- _DO THIS_: From the listing below, pull out every line where the string "html" appears.

[Start of DATASET ENTRIES]

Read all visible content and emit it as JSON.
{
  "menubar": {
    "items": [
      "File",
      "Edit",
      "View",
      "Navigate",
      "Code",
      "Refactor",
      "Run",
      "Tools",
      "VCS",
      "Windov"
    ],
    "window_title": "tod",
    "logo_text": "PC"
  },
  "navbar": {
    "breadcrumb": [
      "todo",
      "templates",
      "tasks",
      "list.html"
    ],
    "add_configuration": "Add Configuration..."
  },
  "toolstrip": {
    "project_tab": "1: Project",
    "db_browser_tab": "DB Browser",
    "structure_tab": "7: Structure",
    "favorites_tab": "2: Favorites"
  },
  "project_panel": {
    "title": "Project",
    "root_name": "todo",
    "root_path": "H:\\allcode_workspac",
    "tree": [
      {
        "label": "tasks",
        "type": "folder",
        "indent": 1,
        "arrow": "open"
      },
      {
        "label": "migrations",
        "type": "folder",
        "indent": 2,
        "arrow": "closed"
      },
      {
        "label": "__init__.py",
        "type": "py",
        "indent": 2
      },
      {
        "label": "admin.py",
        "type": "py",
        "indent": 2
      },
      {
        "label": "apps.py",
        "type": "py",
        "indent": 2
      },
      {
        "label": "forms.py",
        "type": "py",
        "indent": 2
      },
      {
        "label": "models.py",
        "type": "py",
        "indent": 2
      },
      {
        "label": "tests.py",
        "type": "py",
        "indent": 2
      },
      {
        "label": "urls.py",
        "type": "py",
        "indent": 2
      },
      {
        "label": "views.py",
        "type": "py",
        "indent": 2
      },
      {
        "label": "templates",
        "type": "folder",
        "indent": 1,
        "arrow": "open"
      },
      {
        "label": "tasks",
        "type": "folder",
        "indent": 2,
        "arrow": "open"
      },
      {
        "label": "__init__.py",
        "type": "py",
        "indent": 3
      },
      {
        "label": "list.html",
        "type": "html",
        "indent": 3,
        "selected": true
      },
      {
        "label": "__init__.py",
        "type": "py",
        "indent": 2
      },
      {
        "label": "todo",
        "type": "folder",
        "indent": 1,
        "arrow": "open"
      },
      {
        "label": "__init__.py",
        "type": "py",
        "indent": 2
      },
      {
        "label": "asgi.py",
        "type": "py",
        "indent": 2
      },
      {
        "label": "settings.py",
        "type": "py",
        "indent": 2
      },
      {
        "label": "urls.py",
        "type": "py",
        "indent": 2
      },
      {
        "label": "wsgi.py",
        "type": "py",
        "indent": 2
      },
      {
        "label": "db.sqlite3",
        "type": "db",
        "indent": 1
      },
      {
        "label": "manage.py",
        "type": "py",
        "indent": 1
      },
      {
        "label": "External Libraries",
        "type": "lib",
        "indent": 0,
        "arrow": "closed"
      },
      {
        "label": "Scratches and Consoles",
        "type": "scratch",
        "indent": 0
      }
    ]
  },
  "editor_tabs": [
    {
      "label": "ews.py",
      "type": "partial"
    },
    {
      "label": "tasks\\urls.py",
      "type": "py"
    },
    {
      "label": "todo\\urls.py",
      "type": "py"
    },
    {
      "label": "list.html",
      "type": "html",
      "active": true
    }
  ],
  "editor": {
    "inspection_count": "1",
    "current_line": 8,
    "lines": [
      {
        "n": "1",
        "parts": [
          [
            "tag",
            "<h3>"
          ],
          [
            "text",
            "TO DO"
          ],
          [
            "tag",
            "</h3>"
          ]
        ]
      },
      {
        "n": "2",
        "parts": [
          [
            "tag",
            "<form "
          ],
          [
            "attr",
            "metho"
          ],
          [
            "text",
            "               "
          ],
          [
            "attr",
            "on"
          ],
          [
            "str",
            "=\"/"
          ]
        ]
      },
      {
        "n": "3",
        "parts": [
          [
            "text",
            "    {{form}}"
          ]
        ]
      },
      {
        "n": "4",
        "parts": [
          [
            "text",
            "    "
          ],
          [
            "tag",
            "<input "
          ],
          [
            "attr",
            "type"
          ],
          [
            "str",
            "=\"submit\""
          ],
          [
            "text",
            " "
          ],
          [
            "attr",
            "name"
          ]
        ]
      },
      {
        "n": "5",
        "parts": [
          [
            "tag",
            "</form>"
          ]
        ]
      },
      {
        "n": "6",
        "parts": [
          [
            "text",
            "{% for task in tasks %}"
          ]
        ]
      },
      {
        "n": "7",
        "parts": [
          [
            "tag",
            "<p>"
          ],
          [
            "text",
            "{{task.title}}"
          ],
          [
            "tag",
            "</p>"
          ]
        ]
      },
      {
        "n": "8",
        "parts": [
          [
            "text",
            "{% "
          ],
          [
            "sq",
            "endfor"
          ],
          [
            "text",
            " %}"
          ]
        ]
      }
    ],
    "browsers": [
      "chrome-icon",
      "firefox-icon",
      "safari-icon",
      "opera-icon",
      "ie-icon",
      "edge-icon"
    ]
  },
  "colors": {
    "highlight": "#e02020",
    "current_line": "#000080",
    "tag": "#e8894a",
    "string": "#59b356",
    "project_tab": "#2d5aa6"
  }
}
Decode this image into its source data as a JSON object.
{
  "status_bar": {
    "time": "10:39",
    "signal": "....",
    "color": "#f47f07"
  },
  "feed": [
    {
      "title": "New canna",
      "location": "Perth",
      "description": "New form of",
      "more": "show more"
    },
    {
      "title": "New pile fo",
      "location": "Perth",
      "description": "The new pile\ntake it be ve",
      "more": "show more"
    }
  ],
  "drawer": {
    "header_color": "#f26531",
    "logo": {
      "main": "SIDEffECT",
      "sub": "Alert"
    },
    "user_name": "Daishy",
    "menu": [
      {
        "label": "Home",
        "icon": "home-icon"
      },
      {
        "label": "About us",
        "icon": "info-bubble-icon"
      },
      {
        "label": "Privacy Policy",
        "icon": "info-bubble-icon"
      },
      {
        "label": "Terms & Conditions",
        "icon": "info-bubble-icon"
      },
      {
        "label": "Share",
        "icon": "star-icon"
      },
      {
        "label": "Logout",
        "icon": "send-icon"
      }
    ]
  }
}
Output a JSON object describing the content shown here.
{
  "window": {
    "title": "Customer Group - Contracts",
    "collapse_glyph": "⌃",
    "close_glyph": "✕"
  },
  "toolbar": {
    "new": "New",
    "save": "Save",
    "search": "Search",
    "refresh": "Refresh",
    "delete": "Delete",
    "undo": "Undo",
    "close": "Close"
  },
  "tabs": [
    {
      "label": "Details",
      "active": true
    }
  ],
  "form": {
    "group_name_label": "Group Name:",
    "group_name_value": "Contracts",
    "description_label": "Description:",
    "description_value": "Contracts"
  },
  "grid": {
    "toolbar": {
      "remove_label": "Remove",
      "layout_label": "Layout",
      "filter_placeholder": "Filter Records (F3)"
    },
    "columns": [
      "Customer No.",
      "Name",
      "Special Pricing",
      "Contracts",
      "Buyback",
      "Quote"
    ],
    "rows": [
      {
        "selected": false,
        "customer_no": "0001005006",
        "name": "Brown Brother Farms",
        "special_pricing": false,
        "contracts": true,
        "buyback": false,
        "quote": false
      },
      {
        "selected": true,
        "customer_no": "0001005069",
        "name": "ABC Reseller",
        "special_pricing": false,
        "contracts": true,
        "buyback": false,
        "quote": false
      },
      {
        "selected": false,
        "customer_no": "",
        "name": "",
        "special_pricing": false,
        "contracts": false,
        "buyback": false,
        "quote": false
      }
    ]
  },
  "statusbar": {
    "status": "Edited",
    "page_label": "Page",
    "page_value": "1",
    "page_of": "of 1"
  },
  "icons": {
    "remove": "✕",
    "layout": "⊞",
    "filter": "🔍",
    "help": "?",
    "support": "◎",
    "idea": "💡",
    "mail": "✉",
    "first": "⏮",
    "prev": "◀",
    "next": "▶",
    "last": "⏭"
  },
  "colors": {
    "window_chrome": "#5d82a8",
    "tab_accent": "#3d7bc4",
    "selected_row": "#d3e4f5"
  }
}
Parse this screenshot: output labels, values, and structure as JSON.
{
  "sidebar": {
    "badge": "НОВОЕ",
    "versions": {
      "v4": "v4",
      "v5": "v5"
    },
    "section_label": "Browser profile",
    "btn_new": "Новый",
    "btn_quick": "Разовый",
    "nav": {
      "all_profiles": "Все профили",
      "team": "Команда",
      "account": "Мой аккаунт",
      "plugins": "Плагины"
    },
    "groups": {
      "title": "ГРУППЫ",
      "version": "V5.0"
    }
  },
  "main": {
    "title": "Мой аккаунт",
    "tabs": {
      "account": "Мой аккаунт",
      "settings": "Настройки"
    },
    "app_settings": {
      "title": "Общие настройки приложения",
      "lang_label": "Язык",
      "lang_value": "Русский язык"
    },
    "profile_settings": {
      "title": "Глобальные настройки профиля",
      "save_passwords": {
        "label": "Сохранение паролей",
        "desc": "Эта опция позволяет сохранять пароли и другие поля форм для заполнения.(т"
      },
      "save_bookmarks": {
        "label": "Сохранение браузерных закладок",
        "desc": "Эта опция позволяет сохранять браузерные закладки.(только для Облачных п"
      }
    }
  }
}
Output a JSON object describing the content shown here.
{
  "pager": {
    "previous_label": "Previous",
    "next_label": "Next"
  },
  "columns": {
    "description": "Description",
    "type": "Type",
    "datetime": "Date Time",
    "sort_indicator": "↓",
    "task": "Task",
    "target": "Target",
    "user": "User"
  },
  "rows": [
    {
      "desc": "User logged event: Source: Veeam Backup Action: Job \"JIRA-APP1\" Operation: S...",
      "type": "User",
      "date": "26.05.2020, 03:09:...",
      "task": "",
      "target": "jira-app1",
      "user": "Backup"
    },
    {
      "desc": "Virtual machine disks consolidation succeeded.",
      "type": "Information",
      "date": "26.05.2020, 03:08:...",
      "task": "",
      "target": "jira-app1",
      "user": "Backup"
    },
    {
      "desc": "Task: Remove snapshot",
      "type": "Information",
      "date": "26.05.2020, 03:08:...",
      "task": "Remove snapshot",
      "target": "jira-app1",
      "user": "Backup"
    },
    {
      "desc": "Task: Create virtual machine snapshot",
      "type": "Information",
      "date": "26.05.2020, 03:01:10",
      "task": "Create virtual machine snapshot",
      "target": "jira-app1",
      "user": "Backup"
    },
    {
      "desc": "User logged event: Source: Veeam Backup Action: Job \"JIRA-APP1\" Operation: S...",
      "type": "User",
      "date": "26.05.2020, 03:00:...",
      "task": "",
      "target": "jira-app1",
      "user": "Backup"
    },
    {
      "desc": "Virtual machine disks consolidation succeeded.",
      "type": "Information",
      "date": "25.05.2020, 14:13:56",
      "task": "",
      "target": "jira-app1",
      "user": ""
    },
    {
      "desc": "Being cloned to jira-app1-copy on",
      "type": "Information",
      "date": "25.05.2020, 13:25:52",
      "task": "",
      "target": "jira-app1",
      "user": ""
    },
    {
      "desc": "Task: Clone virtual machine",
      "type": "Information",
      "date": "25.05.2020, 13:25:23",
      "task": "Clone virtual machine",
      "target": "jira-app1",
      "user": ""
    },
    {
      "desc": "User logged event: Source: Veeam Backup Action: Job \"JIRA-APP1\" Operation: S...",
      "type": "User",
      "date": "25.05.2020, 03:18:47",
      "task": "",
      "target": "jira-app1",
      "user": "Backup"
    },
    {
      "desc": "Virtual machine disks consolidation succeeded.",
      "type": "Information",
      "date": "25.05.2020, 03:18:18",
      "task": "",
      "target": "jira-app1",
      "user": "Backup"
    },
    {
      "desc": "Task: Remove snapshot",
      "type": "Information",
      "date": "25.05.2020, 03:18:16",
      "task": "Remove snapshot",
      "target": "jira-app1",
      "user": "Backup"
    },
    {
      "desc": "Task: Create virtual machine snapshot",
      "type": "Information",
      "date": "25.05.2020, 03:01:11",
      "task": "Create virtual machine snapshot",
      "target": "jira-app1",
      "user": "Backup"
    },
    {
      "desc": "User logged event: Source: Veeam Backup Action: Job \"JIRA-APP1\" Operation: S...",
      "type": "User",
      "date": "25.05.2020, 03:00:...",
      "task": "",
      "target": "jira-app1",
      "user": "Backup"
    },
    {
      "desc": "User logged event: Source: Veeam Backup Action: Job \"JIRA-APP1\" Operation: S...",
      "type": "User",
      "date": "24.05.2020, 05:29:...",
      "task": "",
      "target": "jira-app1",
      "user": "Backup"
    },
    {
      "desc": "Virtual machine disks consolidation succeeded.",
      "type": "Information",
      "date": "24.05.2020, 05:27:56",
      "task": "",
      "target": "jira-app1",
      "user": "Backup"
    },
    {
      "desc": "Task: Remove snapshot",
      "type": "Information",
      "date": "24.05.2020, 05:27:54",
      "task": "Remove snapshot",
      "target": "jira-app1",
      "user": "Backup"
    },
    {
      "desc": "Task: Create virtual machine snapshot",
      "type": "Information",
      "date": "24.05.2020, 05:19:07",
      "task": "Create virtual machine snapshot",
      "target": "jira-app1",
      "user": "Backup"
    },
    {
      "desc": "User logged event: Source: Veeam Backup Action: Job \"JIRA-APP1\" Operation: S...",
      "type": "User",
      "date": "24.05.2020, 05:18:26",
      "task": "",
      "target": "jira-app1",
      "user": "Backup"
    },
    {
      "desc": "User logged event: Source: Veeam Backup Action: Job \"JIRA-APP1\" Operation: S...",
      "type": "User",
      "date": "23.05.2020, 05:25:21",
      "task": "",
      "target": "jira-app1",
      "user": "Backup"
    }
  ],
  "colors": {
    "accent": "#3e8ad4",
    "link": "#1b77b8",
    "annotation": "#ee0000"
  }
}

[End of DATASET ENTRIES]

- _COMPLETE OUTPUT_:
      "list.html"
        "label": "list.html",
        "type": "html",
      "label": "list.html",
      "type": "html",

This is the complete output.